• WHAT IS ASKED
Below is a block of records; repeat each one exactly.
--- start of RECORDS PROVIDED ---
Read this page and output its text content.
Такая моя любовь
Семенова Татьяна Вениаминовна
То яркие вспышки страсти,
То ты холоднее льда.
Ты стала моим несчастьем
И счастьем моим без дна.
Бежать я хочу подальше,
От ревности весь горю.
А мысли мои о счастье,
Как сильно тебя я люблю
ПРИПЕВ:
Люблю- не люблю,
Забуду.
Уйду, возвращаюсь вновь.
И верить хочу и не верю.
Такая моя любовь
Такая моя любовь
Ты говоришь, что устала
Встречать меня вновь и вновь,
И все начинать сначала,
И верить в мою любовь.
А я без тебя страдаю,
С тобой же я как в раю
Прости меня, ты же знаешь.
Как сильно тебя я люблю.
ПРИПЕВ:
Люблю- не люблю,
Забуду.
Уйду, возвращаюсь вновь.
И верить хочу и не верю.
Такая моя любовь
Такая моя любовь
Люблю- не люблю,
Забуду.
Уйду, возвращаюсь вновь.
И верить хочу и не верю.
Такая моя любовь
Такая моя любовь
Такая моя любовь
--- end of RECORDS PROVIDED ---
• SOLUTION TO THIS EXERCISE
Read this page and output its text content.
Такая моя любовь
Семенова Татьяна Вениаминовна
То яркие вспышки страсти,
То ты холоднее льда.
Ты стала моим несчастьем
И счастьем моим без дна.
Бежать я хочу подальше,
От ревности весь горю.
А мысли мои о счастье,
Как сильно тебя я люблю
ПРИПЕВ:
Люблю- не люблю,
Забуду.
Уйду, возвращаюсь вновь.
И верить хочу и не верю.
Такая моя любовь
Такая моя любовь
Ты говоришь, что устала
Встречать меня вновь и вновь,
И все начинать сначала,
И верить в мою любовь.
А я без тебя страдаю,
С тобой же я как в раю
Прости меня, ты же знаешь.
Как сильно тебя я люблю.
ПРИПЕВ:
Люблю- не люблю,
Забуду.
Уйду, возвращаюсь вновь.
И верить хочу и не верю.
Такая моя любовь
Такая моя любовь
Люблю- не люблю,
Забуду.
Уйду, возвращаюсь вновь.
И верить хочу и не верю.
Такая моя любовь
Такая моя любовь
Такая моя любовь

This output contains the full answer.